*PAGINAFRAGMENT*:
□ □ □ □
Brusselse Babbels: Jari Demeulemeester
Een leven in dienst van culturele emancipatie
Jari Demeulemeester
foto ©
Cultuurorganisator Jari Demeulemeester (Ancienne Belgique) blikt terug op de culturele emancipatie en verankering van Vlamingen in Brussel.
Aangeboden door de abonnees van Doorbraak
Dit gratis artikel wordt u aangeboden door onze betalende abonnees. Als abonnee kan u ook alle plus-artikelen lezen. Doorbreek de bubbel vanaf €4.99/maand.
Ik neem ook een abonnementJari Demeulemeester (73) is het best bekend als de eerste directeur van de Ancienne Belgique, de Brusselse muziektempel die onder zijn leiding uitgroeide tot een van de meest gerenommeerde rockscènes ter wereld. Vorig jaar verleende Be.Brusseleir hem de titel van ‘Brusselier vè et leive’, Brusselaar voor het leven. Dat is een titel die hij meer dan wie ook verdient.
Brussel: stad van de luxe
Brusselaar is hij in hart en nieren sinds hij er op zesjarige leeftijd kwam wonen. De jaren daarvoor had hij doorgebracht enkele kilometer buiten de stad, in Sint Martens Bodegem, waar zijn ouders vanuit het West-Vlaamse Avelgem waren komen wonen. Zijn moeder was dienster bij een Franstalige advocatenfamilie en omdat één van hen Jean-Marie heette, besloot ze die naam aan haar zoon te geven. Om het in het leven te maken moet je Jean-Marie heten, zo wist ze. ‘Jari’ werd snel de roepnaam voor de kleine Demeulemeester.
□ □ □ □
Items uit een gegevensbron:
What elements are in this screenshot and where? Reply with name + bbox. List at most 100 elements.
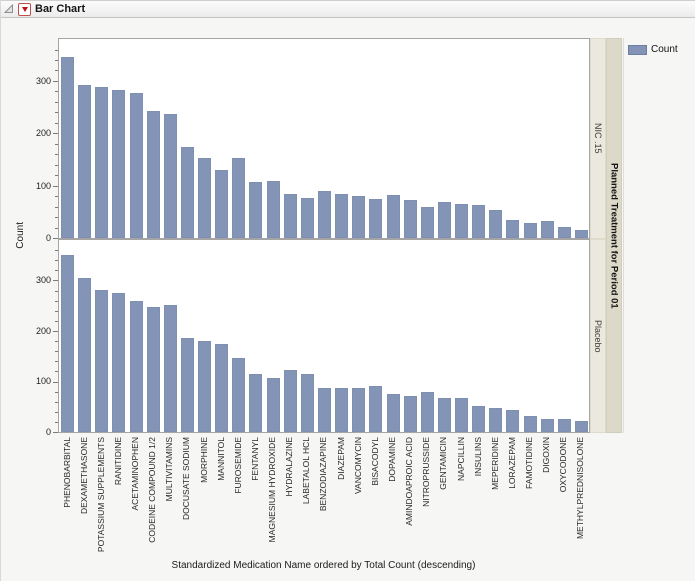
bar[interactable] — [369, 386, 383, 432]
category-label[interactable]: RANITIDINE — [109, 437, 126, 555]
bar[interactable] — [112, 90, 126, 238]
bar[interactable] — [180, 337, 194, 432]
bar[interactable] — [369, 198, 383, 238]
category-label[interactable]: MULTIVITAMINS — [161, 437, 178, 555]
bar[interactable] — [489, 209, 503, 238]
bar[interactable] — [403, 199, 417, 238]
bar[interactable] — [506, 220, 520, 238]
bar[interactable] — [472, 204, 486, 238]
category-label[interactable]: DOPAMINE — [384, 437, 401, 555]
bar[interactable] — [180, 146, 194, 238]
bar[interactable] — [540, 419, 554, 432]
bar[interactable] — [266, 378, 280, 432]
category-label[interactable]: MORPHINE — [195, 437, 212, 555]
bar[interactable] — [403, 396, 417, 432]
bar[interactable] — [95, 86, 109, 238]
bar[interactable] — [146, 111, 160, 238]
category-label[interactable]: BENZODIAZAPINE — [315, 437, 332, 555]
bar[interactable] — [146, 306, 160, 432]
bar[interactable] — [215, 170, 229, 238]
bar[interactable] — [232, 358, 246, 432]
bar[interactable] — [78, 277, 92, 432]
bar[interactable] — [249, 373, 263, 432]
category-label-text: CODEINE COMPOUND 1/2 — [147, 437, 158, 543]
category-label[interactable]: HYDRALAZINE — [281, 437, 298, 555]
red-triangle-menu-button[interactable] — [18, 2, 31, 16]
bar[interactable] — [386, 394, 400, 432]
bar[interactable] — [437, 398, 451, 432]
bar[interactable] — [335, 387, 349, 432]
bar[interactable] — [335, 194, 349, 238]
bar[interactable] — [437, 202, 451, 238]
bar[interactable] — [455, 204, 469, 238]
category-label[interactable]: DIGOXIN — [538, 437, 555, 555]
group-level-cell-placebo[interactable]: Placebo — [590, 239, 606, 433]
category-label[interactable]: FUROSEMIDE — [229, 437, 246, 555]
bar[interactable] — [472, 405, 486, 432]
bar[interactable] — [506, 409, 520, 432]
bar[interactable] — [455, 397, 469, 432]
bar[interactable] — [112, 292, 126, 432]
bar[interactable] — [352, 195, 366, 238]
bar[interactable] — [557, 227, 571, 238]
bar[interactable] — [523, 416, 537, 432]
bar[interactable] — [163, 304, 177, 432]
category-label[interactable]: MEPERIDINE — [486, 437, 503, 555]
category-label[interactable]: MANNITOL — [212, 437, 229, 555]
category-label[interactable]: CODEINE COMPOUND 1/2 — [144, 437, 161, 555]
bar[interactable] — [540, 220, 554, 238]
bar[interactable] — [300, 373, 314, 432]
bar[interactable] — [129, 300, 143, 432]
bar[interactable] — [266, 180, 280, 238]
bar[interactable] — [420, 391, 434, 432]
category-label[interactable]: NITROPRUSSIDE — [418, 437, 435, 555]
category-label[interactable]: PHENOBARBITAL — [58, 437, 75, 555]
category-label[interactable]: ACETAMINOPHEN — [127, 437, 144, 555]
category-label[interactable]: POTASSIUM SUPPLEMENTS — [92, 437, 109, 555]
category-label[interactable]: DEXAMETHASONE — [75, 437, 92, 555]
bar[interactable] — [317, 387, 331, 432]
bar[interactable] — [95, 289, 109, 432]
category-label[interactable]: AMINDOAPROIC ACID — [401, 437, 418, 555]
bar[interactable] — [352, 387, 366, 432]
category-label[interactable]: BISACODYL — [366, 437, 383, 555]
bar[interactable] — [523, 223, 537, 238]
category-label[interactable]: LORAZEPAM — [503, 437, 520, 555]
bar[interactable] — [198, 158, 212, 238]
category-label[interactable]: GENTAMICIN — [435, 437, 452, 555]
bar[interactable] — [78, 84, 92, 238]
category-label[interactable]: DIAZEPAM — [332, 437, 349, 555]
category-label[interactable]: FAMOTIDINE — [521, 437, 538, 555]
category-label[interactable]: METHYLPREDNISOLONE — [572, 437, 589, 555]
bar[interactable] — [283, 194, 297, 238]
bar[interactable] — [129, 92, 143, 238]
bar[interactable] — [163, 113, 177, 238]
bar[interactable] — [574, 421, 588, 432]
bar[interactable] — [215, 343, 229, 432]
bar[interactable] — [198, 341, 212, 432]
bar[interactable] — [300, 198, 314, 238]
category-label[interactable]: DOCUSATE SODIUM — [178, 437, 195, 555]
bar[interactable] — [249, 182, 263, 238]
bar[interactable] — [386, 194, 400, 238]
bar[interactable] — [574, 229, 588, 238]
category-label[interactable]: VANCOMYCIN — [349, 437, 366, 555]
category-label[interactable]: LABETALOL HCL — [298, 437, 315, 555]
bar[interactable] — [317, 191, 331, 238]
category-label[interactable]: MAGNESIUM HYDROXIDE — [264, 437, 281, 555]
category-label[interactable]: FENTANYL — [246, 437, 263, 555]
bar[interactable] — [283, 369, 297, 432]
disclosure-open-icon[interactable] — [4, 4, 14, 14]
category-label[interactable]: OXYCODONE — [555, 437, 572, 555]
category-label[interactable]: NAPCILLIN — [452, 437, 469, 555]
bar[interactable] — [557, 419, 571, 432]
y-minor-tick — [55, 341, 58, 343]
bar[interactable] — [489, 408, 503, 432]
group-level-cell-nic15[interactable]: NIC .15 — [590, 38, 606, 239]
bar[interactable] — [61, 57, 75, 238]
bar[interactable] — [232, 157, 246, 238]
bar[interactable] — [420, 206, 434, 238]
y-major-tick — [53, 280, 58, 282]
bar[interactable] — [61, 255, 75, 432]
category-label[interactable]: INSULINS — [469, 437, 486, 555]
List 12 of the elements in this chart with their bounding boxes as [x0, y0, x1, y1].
□ □ □ □
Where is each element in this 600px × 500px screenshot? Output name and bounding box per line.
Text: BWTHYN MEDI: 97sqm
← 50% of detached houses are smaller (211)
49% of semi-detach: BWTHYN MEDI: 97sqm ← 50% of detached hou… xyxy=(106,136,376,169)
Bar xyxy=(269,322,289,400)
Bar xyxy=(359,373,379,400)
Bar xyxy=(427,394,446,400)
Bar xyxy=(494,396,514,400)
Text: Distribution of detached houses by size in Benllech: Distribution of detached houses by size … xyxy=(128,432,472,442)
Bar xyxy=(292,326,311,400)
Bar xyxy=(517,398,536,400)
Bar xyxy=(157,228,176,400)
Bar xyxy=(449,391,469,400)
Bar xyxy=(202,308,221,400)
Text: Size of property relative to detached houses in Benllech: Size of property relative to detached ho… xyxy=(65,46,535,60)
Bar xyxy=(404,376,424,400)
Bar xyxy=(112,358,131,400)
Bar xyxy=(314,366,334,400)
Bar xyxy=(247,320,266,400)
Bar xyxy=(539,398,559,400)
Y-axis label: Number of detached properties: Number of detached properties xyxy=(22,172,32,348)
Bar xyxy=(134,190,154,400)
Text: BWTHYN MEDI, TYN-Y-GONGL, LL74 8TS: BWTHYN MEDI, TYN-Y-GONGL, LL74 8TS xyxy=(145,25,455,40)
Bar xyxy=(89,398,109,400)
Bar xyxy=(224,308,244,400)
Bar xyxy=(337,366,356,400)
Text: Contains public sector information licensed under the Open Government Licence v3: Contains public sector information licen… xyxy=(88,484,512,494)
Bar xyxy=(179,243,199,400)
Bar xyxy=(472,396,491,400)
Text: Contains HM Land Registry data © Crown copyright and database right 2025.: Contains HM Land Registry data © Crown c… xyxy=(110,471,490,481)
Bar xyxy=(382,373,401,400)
□ □ □ □
*OPDRACHT*:
Kun je uit het artikel over Jari Demeulemeester het stuk van "Brusselse Babbels: Jari" tot en met "Vlamingen in Brussel." letterlijk overnemen? Baseer je uitsluitend op het artikel over Jari Demeulemeester en niet op de lijst.

*VOLLEDIG ANTWOORD*:
Brusselse Babbels: Jari Demeulemeester
Een leven in dienst van culturele emancipatie
Jari Demeulemeester
foto ©
Cultuurorganisator Jari Demeulemeester (Ancienne Belgique) blikt terug op de culturele emancipatie en verankering van Vlamingen in Brussel.